### Your objective
Exactly repeat the full listing that follows.

### Dataset records
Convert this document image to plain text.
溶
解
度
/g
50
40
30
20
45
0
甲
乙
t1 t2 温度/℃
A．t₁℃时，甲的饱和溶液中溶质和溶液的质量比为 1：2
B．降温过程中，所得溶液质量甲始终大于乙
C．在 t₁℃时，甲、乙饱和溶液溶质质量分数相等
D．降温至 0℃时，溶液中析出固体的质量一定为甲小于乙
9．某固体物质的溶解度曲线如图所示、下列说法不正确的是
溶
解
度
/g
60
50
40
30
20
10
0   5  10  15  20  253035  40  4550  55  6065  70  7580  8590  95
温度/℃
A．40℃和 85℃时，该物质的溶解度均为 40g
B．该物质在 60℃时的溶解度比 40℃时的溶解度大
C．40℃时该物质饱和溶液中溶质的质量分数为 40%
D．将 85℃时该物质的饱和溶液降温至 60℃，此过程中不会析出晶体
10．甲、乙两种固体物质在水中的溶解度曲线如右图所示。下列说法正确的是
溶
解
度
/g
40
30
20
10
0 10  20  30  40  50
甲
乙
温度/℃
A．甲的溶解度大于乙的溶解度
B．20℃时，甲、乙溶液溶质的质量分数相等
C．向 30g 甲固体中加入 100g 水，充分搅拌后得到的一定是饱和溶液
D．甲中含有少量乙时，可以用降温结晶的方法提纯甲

### Response to the task
Convert this document image to plain text.
溶
解
度
/g
50
40
30
20
45
0
甲
乙
t1 t2 温度/℃
A．t₁℃时，甲的饱和溶液中溶质和溶液的质量比为 1：2
B．降温过程中，所得溶液质量甲始终大于乙
C．在 t₁℃时，甲、乙饱和溶液溶质质量分数相等
D．降温至 0℃时，溶液中析出固体的质量一定为甲小于乙
9．某固体物质的溶解度曲线如图所示、下列说法不正确的是
溶
解
度
/g
60
50
40
30
20
10
0   5  10  15  20  253035  40  4550  55  6065  70  7580  8590  95
温度/℃
A．40℃和 85℃时，该物质的溶解度均为 40g
B．该物质在 60℃时的溶解度比 40℃时的溶解度大
C．40℃时该物质饱和溶液中溶质的质量分数为 40%
D．将 85℃时该物质的饱和溶液降温至 60℃，此过程中不会析出晶体
10．甲、乙两种固体物质在水中的溶解度曲线如右图所示。下列说法正确的是
溶
解
度
/g
40
30
20
10
0 10  20  30  40  50
甲
乙
温度/℃
A．甲的溶解度大于乙的溶解度
B．20℃时，甲、乙溶液溶质的质量分数相等
C．向 30g 甲固体中加入 100g 水，充分搅拌后得到的一定是饱和溶液
D．甲中含有少量乙时，可以用降温结晶的方法提纯甲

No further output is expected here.